(Excerpt from a dataset)
##############################

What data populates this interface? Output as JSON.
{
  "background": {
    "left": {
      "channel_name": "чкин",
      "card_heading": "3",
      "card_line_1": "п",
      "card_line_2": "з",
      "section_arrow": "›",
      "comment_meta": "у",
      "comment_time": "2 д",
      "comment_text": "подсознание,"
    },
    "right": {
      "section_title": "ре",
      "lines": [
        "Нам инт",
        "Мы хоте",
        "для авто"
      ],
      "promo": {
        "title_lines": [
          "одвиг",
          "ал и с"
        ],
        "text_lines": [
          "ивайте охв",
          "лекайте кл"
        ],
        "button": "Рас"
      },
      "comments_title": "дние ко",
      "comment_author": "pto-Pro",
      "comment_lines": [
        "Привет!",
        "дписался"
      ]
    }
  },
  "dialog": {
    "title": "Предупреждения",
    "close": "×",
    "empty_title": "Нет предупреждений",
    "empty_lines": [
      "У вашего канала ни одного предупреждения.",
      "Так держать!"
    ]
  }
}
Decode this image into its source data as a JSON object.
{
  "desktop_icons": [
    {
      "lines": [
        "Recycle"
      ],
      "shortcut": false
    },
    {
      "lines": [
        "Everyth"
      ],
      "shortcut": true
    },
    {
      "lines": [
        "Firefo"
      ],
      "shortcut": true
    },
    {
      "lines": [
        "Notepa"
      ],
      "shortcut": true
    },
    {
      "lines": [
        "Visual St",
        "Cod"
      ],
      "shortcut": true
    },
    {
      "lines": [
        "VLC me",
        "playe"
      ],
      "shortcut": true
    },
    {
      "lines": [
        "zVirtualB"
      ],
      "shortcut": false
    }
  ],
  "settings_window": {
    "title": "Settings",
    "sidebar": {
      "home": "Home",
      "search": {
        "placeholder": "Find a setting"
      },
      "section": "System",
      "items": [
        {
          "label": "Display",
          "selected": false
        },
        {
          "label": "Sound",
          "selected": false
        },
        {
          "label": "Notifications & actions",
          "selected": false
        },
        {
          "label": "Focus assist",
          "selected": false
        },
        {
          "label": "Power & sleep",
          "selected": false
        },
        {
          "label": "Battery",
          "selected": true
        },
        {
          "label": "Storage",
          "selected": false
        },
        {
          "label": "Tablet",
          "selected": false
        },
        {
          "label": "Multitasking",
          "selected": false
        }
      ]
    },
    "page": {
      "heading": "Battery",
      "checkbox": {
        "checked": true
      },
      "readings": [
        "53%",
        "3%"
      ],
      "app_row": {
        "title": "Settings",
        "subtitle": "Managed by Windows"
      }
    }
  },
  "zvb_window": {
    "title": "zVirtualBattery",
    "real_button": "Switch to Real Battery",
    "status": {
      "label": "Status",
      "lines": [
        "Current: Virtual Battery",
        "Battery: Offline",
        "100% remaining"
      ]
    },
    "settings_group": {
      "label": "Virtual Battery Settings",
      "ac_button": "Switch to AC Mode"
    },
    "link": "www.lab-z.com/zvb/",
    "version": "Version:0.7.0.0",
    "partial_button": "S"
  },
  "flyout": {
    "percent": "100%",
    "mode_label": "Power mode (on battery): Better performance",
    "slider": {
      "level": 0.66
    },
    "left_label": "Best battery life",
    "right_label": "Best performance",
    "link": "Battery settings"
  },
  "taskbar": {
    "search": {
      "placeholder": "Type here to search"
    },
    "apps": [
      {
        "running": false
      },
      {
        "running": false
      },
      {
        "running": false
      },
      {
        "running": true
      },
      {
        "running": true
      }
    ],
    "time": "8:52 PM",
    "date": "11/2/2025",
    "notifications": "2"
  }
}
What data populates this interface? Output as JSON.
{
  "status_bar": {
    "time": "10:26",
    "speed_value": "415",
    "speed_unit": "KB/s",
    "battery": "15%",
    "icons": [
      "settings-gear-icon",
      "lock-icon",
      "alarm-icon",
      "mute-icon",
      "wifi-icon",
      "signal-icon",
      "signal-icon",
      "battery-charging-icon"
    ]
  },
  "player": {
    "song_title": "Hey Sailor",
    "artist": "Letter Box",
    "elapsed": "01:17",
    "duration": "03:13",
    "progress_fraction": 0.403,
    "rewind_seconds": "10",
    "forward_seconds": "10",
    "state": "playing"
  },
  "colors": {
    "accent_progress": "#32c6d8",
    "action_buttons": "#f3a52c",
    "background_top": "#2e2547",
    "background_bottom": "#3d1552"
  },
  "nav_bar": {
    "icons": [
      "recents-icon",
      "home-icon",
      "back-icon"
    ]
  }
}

##############################

_Job:_
Take the lines above and retype all of them exactly.

_Task response:_
What data populates this interface? Output as JSON.
{
  "background": {
    "left": {
      "channel_name": "чкин",
      "card_heading": "3",
      "card_line_1": "п",
      "card_line_2": "з",
      "section_arrow": "›",
      "comment_meta": "у",
      "comment_time": "2 д",
      "comment_text": "подсознание,"
    },
    "right": {
      "section_title": "ре",
      "lines": [
        "Нам инт",
        "Мы хоте",
        "для авто"
      ],
      "promo": {
        "title_lines": [
          "одвиг",
          "ал и с"
        ],
        "text_lines": [
          "ивайте охв",
          "лекайте кл"
        ],
        "button": "Рас"
      },
      "comments_title": "дние ко",
      "comment_author": "pto-Pro",
      "comment_lines": [
        "Привет!",
        "дписался"
      ]
    }
  },
  "dialog": {
    "title": "Предупреждения",
    "close": "×",
    "empty_title": "Нет предупреждений",
    "empty_lines": [
      "У вашего канала ни одного предупреждения.",
      "Так держать!"
    ]
  }
}
Decode this image into its source data as a JSON object.
{
  "desktop_icons": [
    {
      "lines": [
        "Recycle"
      ],
      "shortcut": false
    },
    {
      "lines": [
        "Everyth"
      ],
      "shortcut": true
    },
    {
      "lines": [
        "Firefo"
      ],
      "shortcut": true
    },
    {
      "lines": [
        "Notepa"
      ],
      "shortcut": true
    },
    {
      "lines": [
        "Visual St",
        "Cod"
      ],
      "shortcut": true
    },
    {
      "lines": [
        "VLC me",
        "playe"
      ],
      "shortcut": true
    },
    {
      "lines": [
        "zVirtualB"
      ],
      "shortcut": false
    }
  ],
  "settings_window": {
    "title": "Settings",
    "sidebar": {
      "home": "Home",
      "search": {
        "placeholder": "Find a setting"
      },
      "section": "System",
      "items": [
        {
          "label": "Display",
          "selected": false
        },
        {
          "label": "Sound",
          "selected": false
        },
        {
          "label": "Notifications & actions",
          "selected": false
        },
        {
          "label": "Focus assist",
          "selected": false
        },
        {
          "label": "Power & sleep",
          "selected": false
        },
        {
          "label": "Battery",
          "selected": true
        },
        {
          "label": "Storage",
          "selected": false
        },
        {
          "label": "Tablet",
          "selected": false
        },
        {
          "label": "Multitasking",
          "selected": false
        }
      ]
    },
    "page": {
      "heading": "Battery",
      "checkbox": {
        "checked": true
      },
      "readings": [
        "53%",
        "3%"
      ],
      "app_row": {
        "title": "Settings",
        "subtitle": "Managed by Windows"
      }
    }
  },
  "zvb_window": {
    "title": "zVirtualBattery",
    "real_button": "Switch to Real Battery",
    "status": {
      "label": "Status",
      "lines": [
        "Current: Virtual Battery",
        "Battery: Offline",
        "100% remaining"
      ]
    },
    "settings_group": {
      "label": "Virtual Battery Settings",
      "ac_button": "Switch to AC Mode"
    },
    "link": "www.lab-z.com/zvb/",
    "version": "Version:0.7.0.0",
    "partial_button": "S"
  },
  "flyout": {
    "percent": "100%",
    "mode_label": "Power mode (on battery): Better performance",
    "slider": {
      "level": 0.66
    },
    "left_label": "Best battery life",
    "right_label": "Best performance",
    "link": "Battery settings"
  },
  "taskbar": {
    "search": {
      "placeholder": "Type here to search"
    },
    "apps": [
      {
        "running": false
      },
      {
        "running": false
      },
      {
        "running": false
      },
      {
        "running": true
      },
      {
        "running": true
      }
    ],
    "time": "8:52 PM",
    "date": "11/2/2025",
    "notifications": "2"
  }
}
What data populates this interface? Output as JSON.
{
  "status_bar": {
    "time": "10:26",
    "speed_value": "415",
    "speed_unit": "KB/s",
    "battery": "15%",
    "icons": [
      "settings-gear-icon",
      "lock-icon",
      "alarm-icon",
      "mute-icon",
      "wifi-icon",
      "signal-icon",
      "signal-icon",
      "battery-charging-icon"
    ]
  },
  "player": {
    "song_title": "Hey Sailor",
    "artist": "Letter Box",
    "elapsed": "01:17",
    "duration": "03:13",
    "progress_fraction": 0.403,
    "rewind_seconds": "10",
    "forward_seconds": "10",
    "state": "playing"
  },
  "colors": {
    "accent_progress": "#32c6d8",
    "action_buttons": "#f3a52c",
    "background_top": "#2e2547",
    "background_bottom": "#3d1552"
  },
  "nav_bar": {
    "icons": [
      "recents-icon",
      "home-icon",
      "back-icon"
    ]
  }
}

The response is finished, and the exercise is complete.